__What you are asked to do__: Repeat, line for line, the entries printed below.

__Data listing__:
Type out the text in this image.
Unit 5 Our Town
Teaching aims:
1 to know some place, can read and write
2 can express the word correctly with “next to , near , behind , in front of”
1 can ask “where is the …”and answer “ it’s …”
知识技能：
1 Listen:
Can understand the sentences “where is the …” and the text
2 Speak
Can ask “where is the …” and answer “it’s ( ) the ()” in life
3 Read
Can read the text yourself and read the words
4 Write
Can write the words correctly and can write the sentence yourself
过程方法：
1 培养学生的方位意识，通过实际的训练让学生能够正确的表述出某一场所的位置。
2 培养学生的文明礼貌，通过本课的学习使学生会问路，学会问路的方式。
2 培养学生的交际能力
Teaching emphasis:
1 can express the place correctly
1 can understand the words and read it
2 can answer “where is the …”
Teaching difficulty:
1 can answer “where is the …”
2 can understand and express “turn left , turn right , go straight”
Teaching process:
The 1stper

__Solution to the exercise__:
Type out the text in this image.
Unit 5 Our Town
Teaching aims:
1 to know some place, can read and write
2 can express the word correctly with “next to , near , behind , in front of”
1 can ask “where is the …”and answer “ it’s …”
知识技能：
1 Listen:
Can understand the sentences “where is the …” and the text
2 Speak
Can ask “where is the …” and answer “it’s ( ) the ()” in life
3 Read
Can read the text yourself and read the words
4 Write
Can write the words correctly and can write the sentence yourself
过程方法：
1 培养学生的方位意识，通过实际的训练让学生能够正确的表述出某一场所的位置。
2 培养学生的文明礼貌，通过本课的学习使学生会问路，学会问路的方式。
2 培养学生的交际能力
Teaching emphasis:
1 can express the place correctly
1 can understand the words and read it
2 can answer “where is the …”
Teaching difficulty:
1 can answer “where is the …”
2 can understand and express “turn left , turn right , go straight”
Teaching process:
The 1stper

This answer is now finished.